▶ [Exercise details]: Repeat each entry exactly and drop the pictures.

==== The records ====

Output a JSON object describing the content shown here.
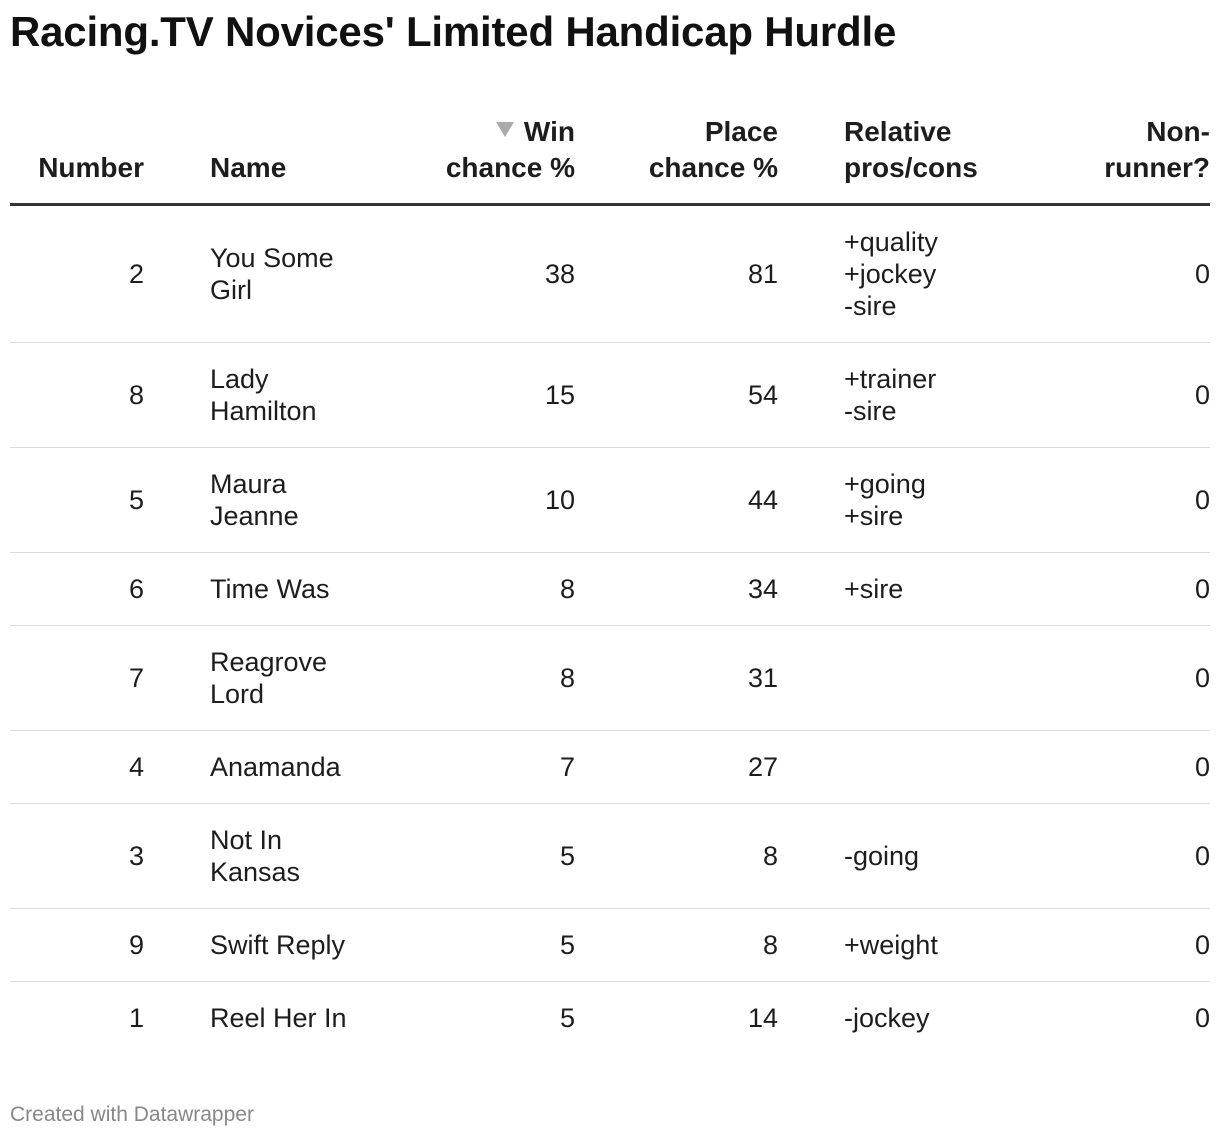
{
  "title": "Racing.TV Novices' Limited Handicap Hurdle",
  "columns": {
    "number": "Number",
    "name": "Name",
    "win_line1": "Win",
    "win_line2": "chance %",
    "place_line1": "Place",
    "place_line2": "chance %",
    "pros_line1": "Relative",
    "pros_line2": "pros/cons",
    "nonrunner_line1": "Non-",
    "nonrunner_line2": "runner?"
  },
  "sort_indicator": "sort-descending-icon",
  "chart_data": {
    "type": "table",
    "title": "Racing.TV Novices' Limited Handicap Hurdle",
    "sorted_by": "Win chance %",
    "sort_direction": "descending",
    "rows": [
      {
        "number": "2",
        "name": "You Some Girl",
        "win": "38",
        "place": "81",
        "pros": [
          "+quality",
          "+jockey",
          "-sire"
        ],
        "nonrunner": "0"
      },
      {
        "number": "8",
        "name": "Lady Hamilton",
        "win": "15",
        "place": "54",
        "pros": [
          "+trainer",
          "-sire"
        ],
        "nonrunner": "0"
      },
      {
        "number": "5",
        "name": "Maura Jeanne",
        "win": "10",
        "place": "44",
        "pros": [
          "+going",
          "+sire"
        ],
        "nonrunner": "0"
      },
      {
        "number": "6",
        "name": "Time Was",
        "win": "8",
        "place": "34",
        "pros": [
          "+sire"
        ],
        "nonrunner": "0"
      },
      {
        "number": "7",
        "name": "Reagrove Lord",
        "win": "8",
        "place": "31",
        "pros": [],
        "nonrunner": "0"
      },
      {
        "number": "4",
        "name": "Anamanda",
        "win": "7",
        "place": "27",
        "pros": [],
        "nonrunner": "0"
      },
      {
        "number": "3",
        "name": "Not In Kansas",
        "win": "5",
        "place": "8",
        "pros": [
          "-going"
        ],
        "nonrunner": "0"
      },
      {
        "number": "9",
        "name": "Swift Reply",
        "win": "5",
        "place": "8",
        "pros": [
          "+weight"
        ],
        "nonrunner": "0"
      },
      {
        "number": "1",
        "name": "Reel Her In",
        "win": "5",
        "place": "14",
        "pros": [
          "-jockey"
        ],
        "nonrunner": "0"
      }
    ]
  },
  "footer": "Created with Datawrapper"
}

====

▶ [Reply to the exercise]:
Output a JSON object describing the content shown here.
{
  "title": "Racing.TV Novices' Limited Handicap Hurdle",
  "columns": {
    "number": "Number",
    "name": "Name",
    "win_line1": "Win",
    "win_line2": "chance %",
    "place_line1": "Place",
    "place_line2": "chance %",
    "pros_line1": "Relative",
    "pros_line2": "pros/cons",
    "nonrunner_line1": "Non-",
    "nonrunner_line2": "runner?"
  },
  "sort_indicator": "sort-descending-icon",
  "chart_data": {
    "type": "table",
    "title": "Racing.TV Novices' Limited Handicap Hurdle",
    "sorted_by": "Win chance %",
    "sort_direction": "descending",
    "rows": [
      {
        "number": "2",
        "name": "You Some Girl",
        "win": "38",
        "place": "81",
        "pros": [
          "+quality",
          "+jockey",
          "-sire"
        ],
        "nonrunner": "0"
      },
      {
        "number": "8",
        "name": "Lady Hamilton",
        "win": "15",
        "place": "54",
        "pros": [
          "+trainer",
          "-sire"
        ],
        "nonrunner": "0"
      },
      {
        "number": "5",
        "name": "Maura Jeanne",
        "win": "10",
        "place": "44",
        "pros": [
          "+going",
          "+sire"
        ],
        "nonrunner": "0"
      },
      {
        "number": "6",
        "name": "Time Was",
        "win": "8",
        "place": "34",
        "pros": [
          "+sire"
        ],
        "nonrunner": "0"
      },
      {
        "number": "7",
        "name": "Reagrove Lord",
        "win": "8",
        "place": "31",
        "pros": [],
        "nonrunner": "0"
      },
      {
        "number": "4",
        "name": "Anamanda",
        "win": "7",
        "place": "27",
        "pros": [],
        "nonrunner": "0"
      },
      {
        "number": "3",
        "name": "Not In Kansas",
        "win": "5",
        "place": "8",
        "pros": [
          "-going"
        ],
        "nonrunner": "0"
      },
      {
        "number": "9",
        "name": "Swift Reply",
        "win": "5",
        "place": "8",
        "pros": [
          "+weight"
        ],
        "nonrunner": "0"
      },
      {
        "number": "1",
        "name": "Reel Her In",
        "win": "5",
        "place": "14",
        "pros": [
          "-jockey"
        ],
        "nonrunner": "0"
      }
    ]
  },
  "footer": "Created with Datawrapper"
}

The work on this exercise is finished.